What you have to do: Please write out the material that follows, exactly as it stands.

Source records:
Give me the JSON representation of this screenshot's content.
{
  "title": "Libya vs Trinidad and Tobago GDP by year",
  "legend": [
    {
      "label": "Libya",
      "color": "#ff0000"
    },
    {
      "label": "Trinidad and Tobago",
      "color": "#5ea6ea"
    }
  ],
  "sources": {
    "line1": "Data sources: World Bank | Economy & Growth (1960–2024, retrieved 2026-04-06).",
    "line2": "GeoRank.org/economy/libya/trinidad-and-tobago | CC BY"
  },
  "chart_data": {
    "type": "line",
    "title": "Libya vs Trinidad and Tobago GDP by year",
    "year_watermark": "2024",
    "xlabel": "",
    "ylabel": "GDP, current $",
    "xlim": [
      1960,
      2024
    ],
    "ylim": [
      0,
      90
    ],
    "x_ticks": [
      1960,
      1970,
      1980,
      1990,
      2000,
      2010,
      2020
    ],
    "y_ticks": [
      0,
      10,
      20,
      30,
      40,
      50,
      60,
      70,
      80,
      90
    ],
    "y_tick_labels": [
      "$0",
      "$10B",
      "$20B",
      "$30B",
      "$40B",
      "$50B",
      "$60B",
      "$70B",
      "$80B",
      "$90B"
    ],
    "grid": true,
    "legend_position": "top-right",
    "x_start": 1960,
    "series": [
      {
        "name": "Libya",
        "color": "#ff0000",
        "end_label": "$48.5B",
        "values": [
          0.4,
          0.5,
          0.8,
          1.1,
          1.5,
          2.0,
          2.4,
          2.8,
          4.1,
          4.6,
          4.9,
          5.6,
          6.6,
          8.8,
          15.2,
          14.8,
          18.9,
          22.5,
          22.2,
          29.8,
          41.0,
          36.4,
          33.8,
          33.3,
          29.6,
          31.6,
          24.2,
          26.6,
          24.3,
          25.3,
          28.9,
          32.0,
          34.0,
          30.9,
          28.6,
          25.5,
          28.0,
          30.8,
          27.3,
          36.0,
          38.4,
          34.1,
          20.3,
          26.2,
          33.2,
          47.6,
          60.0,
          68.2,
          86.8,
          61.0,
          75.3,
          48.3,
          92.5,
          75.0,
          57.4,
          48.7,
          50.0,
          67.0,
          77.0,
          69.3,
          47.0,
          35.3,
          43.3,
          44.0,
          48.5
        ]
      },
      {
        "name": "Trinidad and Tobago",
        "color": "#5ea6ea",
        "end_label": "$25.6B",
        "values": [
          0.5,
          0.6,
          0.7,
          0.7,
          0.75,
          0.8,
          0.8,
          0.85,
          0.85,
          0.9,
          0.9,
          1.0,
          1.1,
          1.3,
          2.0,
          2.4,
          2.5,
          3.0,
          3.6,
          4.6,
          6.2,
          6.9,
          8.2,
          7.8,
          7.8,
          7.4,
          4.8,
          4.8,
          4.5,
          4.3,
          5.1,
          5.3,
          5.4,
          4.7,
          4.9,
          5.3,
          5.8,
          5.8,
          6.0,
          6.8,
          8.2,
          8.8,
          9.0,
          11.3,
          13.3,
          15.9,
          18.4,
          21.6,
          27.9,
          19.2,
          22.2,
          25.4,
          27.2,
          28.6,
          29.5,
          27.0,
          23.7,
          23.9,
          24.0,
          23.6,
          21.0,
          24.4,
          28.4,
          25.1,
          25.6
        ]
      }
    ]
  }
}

Solution:
Give me the JSON representation of this screenshot's content.
{
  "title": "Libya vs Trinidad and Tobago GDP by year",
  "legend": [
    {
      "label": "Libya",
      "color": "#ff0000"
    },
    {
      "label": "Trinidad and Tobago",
      "color": "#5ea6ea"
    }
  ],
  "sources": {
    "line1": "Data sources: World Bank | Economy & Growth (1960–2024, retrieved 2026-04-06).",
    "line2": "GeoRank.org/economy/libya/trinidad-and-tobago | CC BY"
  },
  "chart_data": {
    "type": "line",
    "title": "Libya vs Trinidad and Tobago GDP by year",
    "year_watermark": "2024",
    "xlabel": "",
    "ylabel": "GDP, current $",
    "xlim": [
      1960,
      2024
    ],
    "ylim": [
      0,
      90
    ],
    "x_ticks": [
      1960,
      1970,
      1980,
      1990,
      2000,
      2010,
      2020
    ],
    "y_ticks": [
      0,
      10,
      20,
      30,
      40,
      50,
      60,
      70,
      80,
      90
    ],
    "y_tick_labels": [
      "$0",
      "$10B",
      "$20B",
      "$30B",
      "$40B",
      "$50B",
      "$60B",
      "$70B",
      "$80B",
      "$90B"
    ],
    "grid": true,
    "legend_position": "top-right",
    "x_start": 1960,
    "series": [
      {
        "name": "Libya",
        "color": "#ff0000",
        "end_label": "$48.5B",
        "values": [
          0.4,
          0.5,
          0.8,
          1.1,
          1.5,
          2.0,
          2.4,
          2.8,
          4.1,
          4.6,
          4.9,
          5.6,
          6.6,
          8.8,
          15.2,
          14.8,
          18.9,
          22.5,
          22.2,
          29.8,
          41.0,
          36.4,
          33.8,
          33.3,
          29.6,
          31.6,
          24.2,
          26.6,
          24.3,
          25.3,
          28.9,
          32.0,
          34.0,
          30.9,
          28.6,
          25.5,
          28.0,
          30.8,
          27.3,
          36.0,
          38.4,
          34.1,
          20.3,
          26.2,
          33.2,
          47.6,
          60.0,
          68.2,
          86.8,
          61.0,
          75.3,
          48.3,
          92.5,
          75.0,
          57.4,
          48.7,
          50.0,
          67.0,
          77.0,
          69.3,
          47.0,
          35.3,
          43.3,
          44.0,
          48.5
        ]
      },
      {
        "name": "Trinidad and Tobago",
        "color": "#5ea6ea",
        "end_label": "$25.6B",
        "values": [
          0.5,
          0.6,
          0.7,
          0.7,
          0.75,
          0.8,
          0.8,
          0.85,
          0.85,
          0.9,
          0.9,
          1.0,
          1.1,
          1.3,
          2.0,
          2.4,
          2.5,
          3.0,
          3.6,
          4.6,
          6.2,
          6.9,
          8.2,
          7.8,
          7.8,
          7.4,
          4.8,
          4.8,
          4.5,
          4.3,
          5.1,
          5.3,
          5.4,
          4.7,
          4.9,
          5.3,
          5.8,
          5.8,
          6.0,
          6.8,
          8.2,
          8.8,
          9.0,
          11.3,
          13.3,
          15.9,
          18.4,
          21.6,
          27.9,
          19.2,
          22.2,
          25.4,
          27.2,
          28.6,
          29.5,
          27.0,
          23.7,
          23.9,
          24.0,
          23.6,
          21.0,
          24.4,
          28.4,
          25.1,
          25.6
        ]
      }
    ]
  }
}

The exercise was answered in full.